# STATED PROBLEM
Wherever a line in the data below holds "Sườn", copy that line.

++++ DATA ENTRIES ++++

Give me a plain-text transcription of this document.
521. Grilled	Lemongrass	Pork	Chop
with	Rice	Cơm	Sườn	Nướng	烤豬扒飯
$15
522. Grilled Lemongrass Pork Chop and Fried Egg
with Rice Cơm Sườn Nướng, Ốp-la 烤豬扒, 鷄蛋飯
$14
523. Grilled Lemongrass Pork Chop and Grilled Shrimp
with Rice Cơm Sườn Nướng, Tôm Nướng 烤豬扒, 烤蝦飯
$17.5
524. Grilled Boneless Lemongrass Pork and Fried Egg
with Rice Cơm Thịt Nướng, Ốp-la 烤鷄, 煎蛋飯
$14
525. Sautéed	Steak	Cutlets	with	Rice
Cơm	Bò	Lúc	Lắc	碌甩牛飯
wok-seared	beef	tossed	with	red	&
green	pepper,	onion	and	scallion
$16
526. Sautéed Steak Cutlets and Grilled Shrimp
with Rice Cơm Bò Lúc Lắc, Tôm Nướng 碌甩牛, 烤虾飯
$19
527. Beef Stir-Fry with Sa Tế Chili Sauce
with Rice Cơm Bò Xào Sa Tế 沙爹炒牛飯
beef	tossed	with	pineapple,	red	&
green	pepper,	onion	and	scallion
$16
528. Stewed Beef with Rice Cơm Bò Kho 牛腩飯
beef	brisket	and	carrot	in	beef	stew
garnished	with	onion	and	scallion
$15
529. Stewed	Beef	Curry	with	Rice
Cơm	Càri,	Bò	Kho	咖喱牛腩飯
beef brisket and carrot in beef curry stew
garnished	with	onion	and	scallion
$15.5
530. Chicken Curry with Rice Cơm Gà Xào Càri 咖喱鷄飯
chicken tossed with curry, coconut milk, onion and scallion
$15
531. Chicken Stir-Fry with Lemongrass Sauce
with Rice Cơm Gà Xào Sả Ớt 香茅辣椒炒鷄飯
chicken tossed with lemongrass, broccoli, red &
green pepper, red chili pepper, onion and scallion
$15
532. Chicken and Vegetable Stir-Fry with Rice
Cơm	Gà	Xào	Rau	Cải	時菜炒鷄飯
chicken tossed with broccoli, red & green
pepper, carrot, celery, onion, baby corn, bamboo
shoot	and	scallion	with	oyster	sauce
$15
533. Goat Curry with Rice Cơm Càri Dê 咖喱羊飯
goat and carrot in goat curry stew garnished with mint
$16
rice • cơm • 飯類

++++

# OUTPUT
with	Rice	Cơm	Sườn	Nướng	烤豬扒飯
with Rice Cơm Sườn Nướng, Ốp-la 烤豬扒, 鷄蛋飯
with Rice Cơm Sườn Nướng, Tôm Nướng 烤豬扒, 烤蝦飯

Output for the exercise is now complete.